WORK TO DO
Will you give every entry again exactly as it stands?

GIVEN INFORMATION

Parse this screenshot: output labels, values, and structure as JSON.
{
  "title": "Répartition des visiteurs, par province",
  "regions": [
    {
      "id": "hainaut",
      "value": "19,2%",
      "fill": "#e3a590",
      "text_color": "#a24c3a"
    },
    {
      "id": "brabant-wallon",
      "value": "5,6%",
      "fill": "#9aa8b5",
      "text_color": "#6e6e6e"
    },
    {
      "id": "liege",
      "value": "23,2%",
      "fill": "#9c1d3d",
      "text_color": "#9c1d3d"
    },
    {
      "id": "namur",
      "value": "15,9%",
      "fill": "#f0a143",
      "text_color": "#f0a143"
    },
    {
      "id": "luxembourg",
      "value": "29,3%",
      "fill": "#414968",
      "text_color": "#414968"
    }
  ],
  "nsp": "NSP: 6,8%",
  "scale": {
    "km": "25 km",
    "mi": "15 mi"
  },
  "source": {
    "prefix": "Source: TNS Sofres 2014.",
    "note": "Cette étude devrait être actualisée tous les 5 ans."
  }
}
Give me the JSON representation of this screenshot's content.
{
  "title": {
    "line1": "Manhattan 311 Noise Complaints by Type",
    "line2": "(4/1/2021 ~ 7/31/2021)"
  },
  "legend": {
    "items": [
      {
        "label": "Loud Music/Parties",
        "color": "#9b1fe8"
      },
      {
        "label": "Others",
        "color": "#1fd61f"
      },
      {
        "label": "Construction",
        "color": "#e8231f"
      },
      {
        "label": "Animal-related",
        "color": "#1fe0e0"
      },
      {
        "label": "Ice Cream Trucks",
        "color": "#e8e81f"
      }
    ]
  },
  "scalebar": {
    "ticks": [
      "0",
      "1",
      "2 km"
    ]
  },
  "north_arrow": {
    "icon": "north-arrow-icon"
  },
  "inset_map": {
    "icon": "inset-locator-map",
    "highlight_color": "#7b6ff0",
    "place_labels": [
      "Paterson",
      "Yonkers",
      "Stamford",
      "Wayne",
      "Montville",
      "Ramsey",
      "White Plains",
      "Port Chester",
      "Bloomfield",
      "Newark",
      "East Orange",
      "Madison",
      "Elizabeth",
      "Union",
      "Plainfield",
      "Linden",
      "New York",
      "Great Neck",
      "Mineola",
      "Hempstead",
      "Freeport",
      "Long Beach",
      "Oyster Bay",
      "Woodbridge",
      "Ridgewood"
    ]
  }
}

RESPONSE TO THIS EXERCISE
Parse this screenshot: output labels, values, and structure as JSON.
{
  "title": "Répartition des visiteurs, par province",
  "regions": [
    {
      "id": "hainaut",
      "value": "19,2%",
      "fill": "#e3a590",
      "text_color": "#a24c3a"
    },
    {
      "id": "brabant-wallon",
      "value": "5,6%",
      "fill": "#9aa8b5",
      "text_color": "#6e6e6e"
    },
    {
      "id": "liege",
      "value": "23,2%",
      "fill": "#9c1d3d",
      "text_color": "#9c1d3d"
    },
    {
      "id": "namur",
      "value": "15,9%",
      "fill": "#f0a143",
      "text_color": "#f0a143"
    },
    {
      "id": "luxembourg",
      "value": "29,3%",
      "fill": "#414968",
      "text_color": "#414968"
    }
  ],
  "nsp": "NSP: 6,8%",
  "scale": {
    "km": "25 km",
    "mi": "15 mi"
  },
  "source": {
    "prefix": "Source: TNS Sofres 2014.",
    "note": "Cette étude devrait être actualisée tous les 5 ans."
  }
}
Give me the JSON representation of this screenshot's content.
{
  "title": {
    "line1": "Manhattan 311 Noise Complaints by Type",
    "line2": "(4/1/2021 ~ 7/31/2021)"
  },
  "legend": {
    "items": [
      {
        "label": "Loud Music/Parties",
        "color": "#9b1fe8"
      },
      {
        "label": "Others",
        "color": "#1fd61f"
      },
      {
        "label": "Construction",
        "color": "#e8231f"
      },
      {
        "label": "Animal-related",
        "color": "#1fe0e0"
      },
      {
        "label": "Ice Cream Trucks",
        "color": "#e8e81f"
      }
    ]
  },
  "scalebar": {
    "ticks": [
      "0",
      "1",
      "2 km"
    ]
  },
  "north_arrow": {
    "icon": "north-arrow-icon"
  },
  "inset_map": {
    "icon": "inset-locator-map",
    "highlight_color": "#7b6ff0",
    "place_labels": [
      "Paterson",
      "Yonkers",
      "Stamford",
      "Wayne",
      "Montville",
      "Ramsey",
      "White Plains",
      "Port Chester",
      "Bloomfield",
      "Newark",
      "East Orange",
      "Madison",
      "Elizabeth",
      "Union",
      "Plainfield",
      "Linden",
      "New York",
      "Great Neck",
      "Mineola",
      "Hempstead",
      "Freeport",
      "Long Beach",
      "Oyster Bay",
      "Woodbridge",
      "Ridgewood"
    ]
  }
}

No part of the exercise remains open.